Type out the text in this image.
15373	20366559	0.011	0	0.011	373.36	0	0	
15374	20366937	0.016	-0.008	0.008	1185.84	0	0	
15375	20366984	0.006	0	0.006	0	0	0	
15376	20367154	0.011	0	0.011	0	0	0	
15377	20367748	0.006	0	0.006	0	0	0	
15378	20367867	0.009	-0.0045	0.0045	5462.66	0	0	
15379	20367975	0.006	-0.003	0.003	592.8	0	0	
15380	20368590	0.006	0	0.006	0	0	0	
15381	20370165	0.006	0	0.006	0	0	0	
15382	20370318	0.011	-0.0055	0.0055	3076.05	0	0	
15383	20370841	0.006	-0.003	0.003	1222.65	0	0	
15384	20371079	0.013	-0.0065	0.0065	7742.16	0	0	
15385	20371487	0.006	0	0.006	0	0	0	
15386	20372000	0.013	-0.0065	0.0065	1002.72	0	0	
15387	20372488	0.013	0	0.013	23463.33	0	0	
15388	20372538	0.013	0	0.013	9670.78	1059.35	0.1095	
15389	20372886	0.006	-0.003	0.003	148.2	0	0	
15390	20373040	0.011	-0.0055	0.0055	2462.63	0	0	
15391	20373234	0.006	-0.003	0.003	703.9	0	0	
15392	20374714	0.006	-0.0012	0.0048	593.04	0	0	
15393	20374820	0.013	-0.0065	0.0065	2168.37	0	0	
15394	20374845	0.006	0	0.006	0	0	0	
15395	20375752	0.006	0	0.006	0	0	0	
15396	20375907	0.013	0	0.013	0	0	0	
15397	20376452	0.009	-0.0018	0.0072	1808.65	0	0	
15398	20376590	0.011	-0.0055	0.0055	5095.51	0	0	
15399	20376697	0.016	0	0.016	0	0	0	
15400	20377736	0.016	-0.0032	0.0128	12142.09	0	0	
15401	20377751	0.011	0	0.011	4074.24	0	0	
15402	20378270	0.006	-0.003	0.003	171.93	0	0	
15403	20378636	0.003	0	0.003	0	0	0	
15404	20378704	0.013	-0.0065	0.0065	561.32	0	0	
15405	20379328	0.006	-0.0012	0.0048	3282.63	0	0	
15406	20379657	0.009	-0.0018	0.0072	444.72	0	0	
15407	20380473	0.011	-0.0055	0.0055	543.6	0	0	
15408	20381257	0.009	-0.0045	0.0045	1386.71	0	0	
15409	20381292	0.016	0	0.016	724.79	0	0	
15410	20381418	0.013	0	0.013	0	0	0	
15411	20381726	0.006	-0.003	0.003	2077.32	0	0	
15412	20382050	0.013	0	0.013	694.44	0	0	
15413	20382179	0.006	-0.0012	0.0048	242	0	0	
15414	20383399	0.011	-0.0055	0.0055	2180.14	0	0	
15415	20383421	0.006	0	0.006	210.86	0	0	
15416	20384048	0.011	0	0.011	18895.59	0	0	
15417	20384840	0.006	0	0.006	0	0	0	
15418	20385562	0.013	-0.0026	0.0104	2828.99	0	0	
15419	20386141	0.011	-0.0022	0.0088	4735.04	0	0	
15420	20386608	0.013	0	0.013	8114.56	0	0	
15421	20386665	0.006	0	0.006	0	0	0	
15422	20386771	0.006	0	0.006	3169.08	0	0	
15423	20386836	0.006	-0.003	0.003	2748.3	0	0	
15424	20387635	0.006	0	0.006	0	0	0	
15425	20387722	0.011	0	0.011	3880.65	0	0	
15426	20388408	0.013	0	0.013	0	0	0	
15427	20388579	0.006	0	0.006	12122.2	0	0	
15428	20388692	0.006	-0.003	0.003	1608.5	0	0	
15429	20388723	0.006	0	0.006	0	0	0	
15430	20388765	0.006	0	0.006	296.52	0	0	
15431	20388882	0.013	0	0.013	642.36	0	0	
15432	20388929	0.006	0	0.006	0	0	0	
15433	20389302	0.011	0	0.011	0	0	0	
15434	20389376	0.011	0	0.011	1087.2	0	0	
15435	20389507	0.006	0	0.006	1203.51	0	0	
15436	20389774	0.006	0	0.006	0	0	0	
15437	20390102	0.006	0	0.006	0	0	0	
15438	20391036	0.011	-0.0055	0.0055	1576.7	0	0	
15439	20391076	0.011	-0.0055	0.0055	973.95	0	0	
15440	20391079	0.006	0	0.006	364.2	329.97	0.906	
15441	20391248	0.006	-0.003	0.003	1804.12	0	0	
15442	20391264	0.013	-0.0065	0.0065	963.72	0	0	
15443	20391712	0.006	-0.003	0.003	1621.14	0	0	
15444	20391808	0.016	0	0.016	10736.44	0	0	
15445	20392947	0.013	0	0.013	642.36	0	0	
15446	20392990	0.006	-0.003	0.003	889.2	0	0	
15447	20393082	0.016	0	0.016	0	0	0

= DIRECTIVE =
Transcribe the material exactly as it reads.

= RESULT OF THIS TASK =
Type out the text in this image.
15373	20366559	0.011	0	0.011	373.36	0	0	
15374	20366937	0.016	-0.008	0.008	1185.84	0	0	
15375	20366984	0.006	0	0.006	0	0	0	
15376	20367154	0.011	0	0.011	0	0	0	
15377	20367748	0.006	0	0.006	0	0	0	
15378	20367867	0.009	-0.0045	0.0045	5462.66	0	0	
15379	20367975	0.006	-0.003	0.003	592.8	0	0	
15380	20368590	0.006	0	0.006	0	0	0	
15381	20370165	0.006	0	0.006	0	0	0	
15382	20370318	0.011	-0.0055	0.0055	3076.05	0	0	
15383	20370841	0.006	-0.003	0.003	1222.65	0	0	
15384	20371079	0.013	-0.0065	0.0065	7742.16	0	0	
15385	20371487	0.006	0	0.006	0	0	0	
15386	20372000	0.013	-0.0065	0.0065	1002.72	0	0	
15387	20372488	0.013	0	0.013	23463.33	0	0	
15388	20372538	0.013	0	0.013	9670.78	1059.35	0.1095	
15389	20372886	0.006	-0.003	0.003	148.2	0	0	
15390	20373040	0.011	-0.0055	0.0055	2462.63	0	0	
15391	20373234	0.006	-0.003	0.003	703.9	0	0	
15392	20374714	0.006	-0.0012	0.0048	593.04	0	0	
15393	20374820	0.013	-0.0065	0.0065	2168.37	0	0	
15394	20374845	0.006	0	0.006	0	0	0	
15395	20375752	0.006	0	0.006	0	0	0	
15396	20375907	0.013	0	0.013	0	0	0	
15397	20376452	0.009	-0.0018	0.0072	1808.65	0	0	
15398	20376590	0.011	-0.0055	0.0055	5095.51	0	0	
15399	20376697	0.016	0	0.016	0	0	0	
15400	20377736	0.016	-0.0032	0.0128	12142.09	0	0	
15401	20377751	0.011	0	0.011	4074.24	0	0	
15402	20378270	0.006	-0.003	0.003	171.93	0	0	
15403	20378636	0.003	0	0.003	0	0	0	
15404	20378704	0.013	-0.0065	0.0065	561.32	0	0	
15405	20379328	0.006	-0.0012	0.0048	3282.63	0	0	
15406	20379657	0.009	-0.0018	0.0072	444.72	0	0	
15407	20380473	0.011	-0.0055	0.0055	543.6	0	0	
15408	20381257	0.009	-0.0045	0.0045	1386.71	0	0	
15409	20381292	0.016	0	0.016	724.79	0	0	
15410	20381418	0.013	0	0.013	0	0	0	
15411	20381726	0.006	-0.003	0.003	2077.32	0	0	
15412	20382050	0.013	0	0.013	694.44	0	0	
15413	20382179	0.006	-0.0012	0.0048	242	0	0	
15414	20383399	0.011	-0.0055	0.0055	2180.14	0	0	
15415	20383421	0.006	0	0.006	210.86	0	0	
15416	20384048	0.011	0	0.011	18895.59	0	0	
15417	20384840	0.006	0	0.006	0	0	0	
15418	20385562	0.013	-0.0026	0.0104	2828.99	0	0	
15419	20386141	0.011	-0.0022	0.0088	4735.04	0	0	
15420	20386608	0.013	0	0.013	8114.56	0	0	
15421	20386665	0.006	0	0.006	0	0	0	
15422	20386771	0.006	0	0.006	3169.08	0	0	
15423	20386836	0.006	-0.003	0.003	2748.3	0	0	
15424	20387635	0.006	0	0.006	0	0	0	
15425	20387722	0.011	0	0.011	3880.65	0	0	
15426	20388408	0.013	0	0.013	0	0	0	
15427	20388579	0.006	0	0.006	12122.2	0	0	
15428	20388692	0.006	-0.003	0.003	1608.5	0	0	
15429	20388723	0.006	0	0.006	0	0	0	
15430	20388765	0.006	0	0.006	296.52	0	0	
15431	20388882	0.013	0	0.013	642.36	0	0	
15432	20388929	0.006	0	0.006	0	0	0	
15433	20389302	0.011	0	0.011	0	0	0	
15434	20389376	0.011	0	0.011	1087.2	0	0	
15435	20389507	0.006	0	0.006	1203.51	0	0	
15436	20389774	0.006	0	0.006	0	0	0	
15437	20390102	0.006	0	0.006	0	0	0	
15438	20391036	0.011	-0.0055	0.0055	1576.7	0	0	
15439	20391076	0.011	-0.0055	0.0055	973.95	0	0	
15440	20391079	0.006	0	0.006	364.2	329.97	0.906	
15441	20391248	0.006	-0.003	0.003	1804.12	0	0	
15442	20391264	0.013	-0.0065	0.0065	963.72	0	0	
15443	20391712	0.006	-0.003	0.003	1621.14	0	0	
15444	20391808	0.016	0	0.016	10736.44	0	0	
15445	20392947	0.013	0	0.013	642.36	0	0	
15446	20392990	0.006	-0.003	0.003	889.2	0	0	
15447	20393082	0.016	0	0.016	0	0	0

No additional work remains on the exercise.